Given data.

-- START --

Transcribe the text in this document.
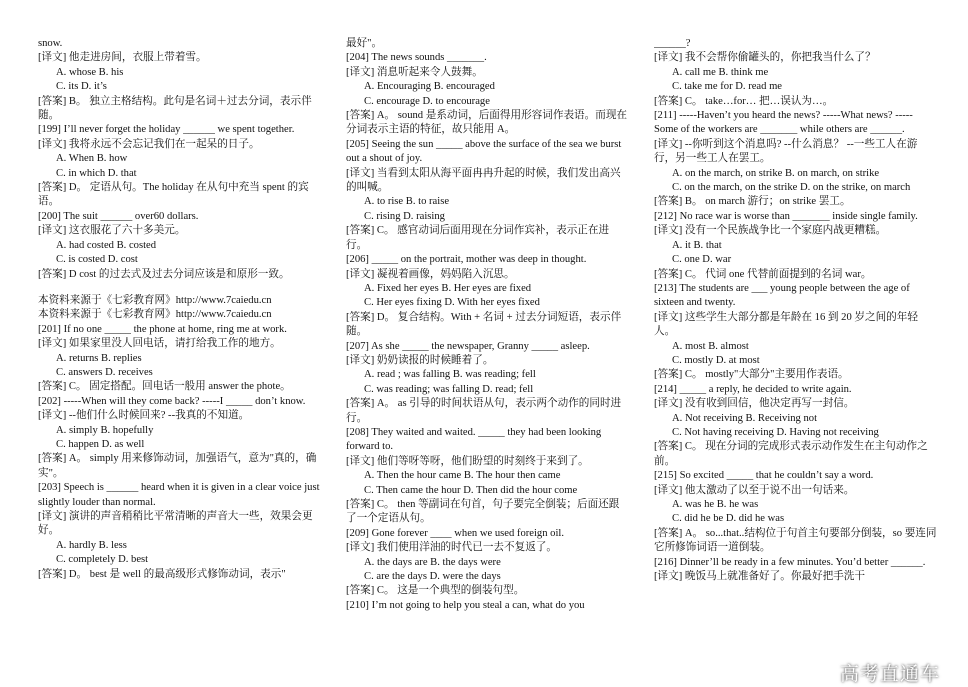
snow.
[译文] 他走进房间，衣服上带着雪。
A. whose B. his
C. its D. it’s
[答案] B。 独立主格结构。此句是名词＋过去分词，表示伴随。
[199] I’ll never forget the holiday ______ we spent together.
[译文] 我将永远不会忘记我们在一起呆的日子。
A. When B. how
C. in which D. that
[答案] D。 定语从句。The holiday 在从句中充当 spent 的宾语。
[200] The suit ______ over60 dollars.
[译文] 这衣服花了六十多美元。
A. had costed B. costed
C. is costed D. cost
[答案] D cost 的过去式及过去分词应该是和原形一致。
本资料来源于《七彩教育网》http://www.7caiedu.cn
本资料来源于《七彩教育网》http://www.7caiedu.cn
[201] If no one _____ the phone at home, ring me at work.
[译文] 如果家里没人回电话，请打给我工作的地方。
A. returns B. replies
C. answers D. receives
[答案] C。 固定搭配。回电话一般用 answer the phote。
[202] -----When will they come back? -----I _____ don’t know.
[译文] --他们什么时候回来? --我真的不知道。
A. simply B. hopefully
C. happen D. as well
[答案] A。 simply 用来修饰动词，加强语气，意为"真的，确实"。
[203] Speech is ______ heard when it is given in a clear voice just slightly louder than normal.
[译文] 演讲的声音稍稍比平常清晰的声音大一些，效果会更好。
A. hardly B. less
C. completely D. best
[答案] D。 best 是 well 的最高级形式修饰动词，表示"
最好"。
[204] The news sounds _______.
[译文] 消息听起来令人鼓舞。
A. Encouraging B. encouraged
C. encourage D. to encourage
[答案] A。 sound 是系动词，后面得用形容词作表语。而现在分词表示主语的特征，故只能用 A。
[205] Seeing the sun _____ above the surface of the sea we burst out a shout of joy.
[译文] 当看到太阳从海平面冉冉升起的时候，我们发出高兴的叫喊。
A. to rise B. to raise
C. rising D. raising
[答案] C。 感官动词后面用现在分词作宾补，表示正在进行。
[206] _____ on the portrait, mother was deep in thought.
[译文] 凝视着画像，妈妈陷入沉思。
A. Fixed her eyes B. Her eyes are fixed
C. Her eyes fixing D. With her eyes fixed
[答案] D。 复合结构。With + 名词 + 过去分词短语，表示伴随。
[207] As she _____ the newspaper, Granny _____ asleep.
[译文] 奶奶读报的时候睡着了。
A. read ; was falling B. was reading; fell
C. was reading; was falling D. read; fell
[答案] A。 as 引导的时间状语从句，表示两个动作的同时进行。
[208] They waited and waited. _____ they had been looking forward to.
[译文] 他们等呀等呀，他们盼望的时刻终于来到了。
A. Then the hour came B. The hour then came
C. Then came the hour D. Then did the hour come
[答案] C。 then 等副词在句首，句子要完全倒装；后面还跟了一个定语从句。
[209] Gone forever ____ when we used foreign oil.
[译文] 我们使用洋油的时代已一去不复返了。
A. the days are B. the days were
C. are the days D. were the days
[答案] C。 这是一个典型的倒装句型。
[210] I’m not going to help you steal a can, what do you
______?
[译文] 我不会帮你偷罐头的，你把我当什么了？
A. call me B. think me
C. take me for D. read me
[答案] C。 take…for… 把…误认为…。
[211] -----Haven’t you heard the news? -----What news? ----- Some of the workers are _______ while others are ______.
[译文] --你听到这个消息吗? --什么消息？ --一些工人在游行，另一些工人在罢工。
A. on the march, on strike B. on march, on strike
C. on the march, on the strike D. on the strike, on march
[答案] B。 on march 游行；on strike 罢工。
[212] No race war is worse than _______ inside single family.
[译文] 没有一个民族战争比一个家庭内战更糟糕。
A. it B. that
C. one D. war
[答案] C。 代词 one 代替前面提到的名词 war。
[213] The students are ___ young people between the age of sixteen and twenty.
[译文] 这些学生大部分都是年龄在 16 到 20 岁之间的年轻人。
A. most B. almost
C. mostly D. at most
[答案] C。 mostly"大部分"主要用作表语。
[214] _____ a reply, he decided to write again.
[译文] 没有收到回信，他决定再写一封信。
A. Not receiving B. Receiving not
C. Not having receiving D. Having not receiving
[答案] C。 现在分词的完成形式表示动作发生在主句动作之前。
[215] So excited _____ that he couldn’t say a word.
[译文] 他太激动了以至于说不出一句话来。
A. was he B. he was
C. did he be D. did he was
[答案] A。 so...that..结构位于句首主句要部分倒装，so 要连同它所修饰词语一道倒装。
[216] Dinner’ll be ready in a few minutes. You’d better ______.
[译文] 晚饭马上就准备好了。你最好把手洗干
高考直通车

-- END --

Problem to solve.
Output all the records, word for word, with no pictures in the copy.

Exercise response.
Transcribe the text in this document.
snow.
[译文] 他走进房间，衣服上带着雪。
A. whose B. his
C. its D. it’s
[答案] B。 独立主格结构。此句是名词＋过去分词，表示伴随。
[199] I’ll never forget the holiday ______ we spent together.
[译文] 我将永远不会忘记我们在一起呆的日子。
A. When B. how
C. in which D. that
[答案] D。 定语从句。The holiday 在从句中充当 spent 的宾语。
[200] The suit ______ over60 dollars.
[译文] 这衣服花了六十多美元。
A. had costed B. costed
C. is costed D. cost
[答案] D cost 的过去式及过去分词应该是和原形一致。
本资料来源于《七彩教育网》http://www.7caiedu.cn
本资料来源于《七彩教育网》http://www.7caiedu.cn
[201] If no one _____ the phone at home, ring me at work.
[译文] 如果家里没人回电话，请打给我工作的地方。
A. returns B. replies
C. answers D. receives
[答案] C。 固定搭配。回电话一般用 answer the phote。
[202] -----When will they come back? -----I _____ don’t know.
[译文] --他们什么时候回来? --我真的不知道。
A. simply B. hopefully
C. happen D. as well
[答案] A。 simply 用来修饰动词，加强语气，意为"真的，确实"。
[203] Speech is ______ heard when it is given in a clear voice just slightly louder than normal.
[译文] 演讲的声音稍稍比平常清晰的声音大一些，效果会更好。
A. hardly B. less
C. completely D. best
[答案] D。 best 是 well 的最高级形式修饰动词，表示"
最好"。
[204] The news sounds _______.
[译文] 消息听起来令人鼓舞。
A. Encouraging B. encouraged
C. encourage D. to encourage
[答案] A。 sound 是系动词，后面得用形容词作表语。而现在分词表示主语的特征，故只能用 A。
[205] Seeing the sun _____ above the surface of the sea we burst out a shout of joy.
[译文] 当看到太阳从海平面冉冉升起的时候，我们发出高兴的叫喊。
A. to rise B. to raise
C. rising D. raising
[答案] C。 感官动词后面用现在分词作宾补，表示正在进行。
[206] _____ on the portrait, mother was deep in thought.
[译文] 凝视着画像，妈妈陷入沉思。
A. Fixed her eyes B. Her eyes are fixed
C. Her eyes fixing D. With her eyes fixed
[答案] D。 复合结构。With + 名词 + 过去分词短语，表示伴随。
[207] As she _____ the newspaper, Granny _____ asleep.
[译文] 奶奶读报的时候睡着了。
A. read ; was falling B. was reading; fell
C. was reading; was falling D. read; fell
[答案] A。 as 引导的时间状语从句，表示两个动作的同时进行。
[208] They waited and waited. _____ they had been looking forward to.
[译文] 他们等呀等呀，他们盼望的时刻终于来到了。
A. Then the hour came B. The hour then came
C. Then came the hour D. Then did the hour come
[答案] C。 then 等副词在句首，句子要完全倒装；后面还跟了一个定语从句。
[209] Gone forever ____ when we used foreign oil.
[译文] 我们使用洋油的时代已一去不复返了。
A. the days are B. the days were
C. are the days D. were the days
[答案] C。 这是一个典型的倒装句型。
[210] I’m not going to help you steal a can, what do you
______?
[译文] 我不会帮你偷罐头的，你把我当什么了？
A. call me B. think me
C. take me for D. read me
[答案] C。 take…for… 把…误认为…。
[211] -----Haven’t you heard the news? -----What news? ----- Some of the workers are _______ while others are ______.
[译文] --你听到这个消息吗? --什么消息？ --一些工人在游行，另一些工人在罢工。
A. on the march, on strike B. on march, on strike
C. on the march, on the strike D. on the strike, on march
[答案] B。 on march 游行；on strike 罢工。
[212] No race war is worse than _______ inside single family.
[译文] 没有一个民族战争比一个家庭内战更糟糕。
A. it B. that
C. one D. war
[答案] C。 代词 one 代替前面提到的名词 war。
[213] The students are ___ young people between the age of sixteen and twenty.
[译文] 这些学生大部分都是年龄在 16 到 20 岁之间的年轻人。
A. most B. almost
C. mostly D. at most
[答案] C。 mostly"大部分"主要用作表语。
[214] _____ a reply, he decided to write again.
[译文] 没有收到回信，他决定再写一封信。
A. Not receiving B. Receiving not
C. Not having receiving D. Having not receiving
[答案] C。 现在分词的完成形式表示动作发生在主句动作之前。
[215] So excited _____ that he couldn’t say a word.
[译文] 他太激动了以至于说不出一句话来。
A. was he B. he was
C. did he be D. did he was
[答案] A。 so...that..结构位于句首主句要部分倒装，so 要连同它所修饰词语一道倒装。
[216] Dinner’ll be ready in a few minutes. You’d better ______.
[译文] 晚饭马上就准备好了。你最好把手洗干
高考直通车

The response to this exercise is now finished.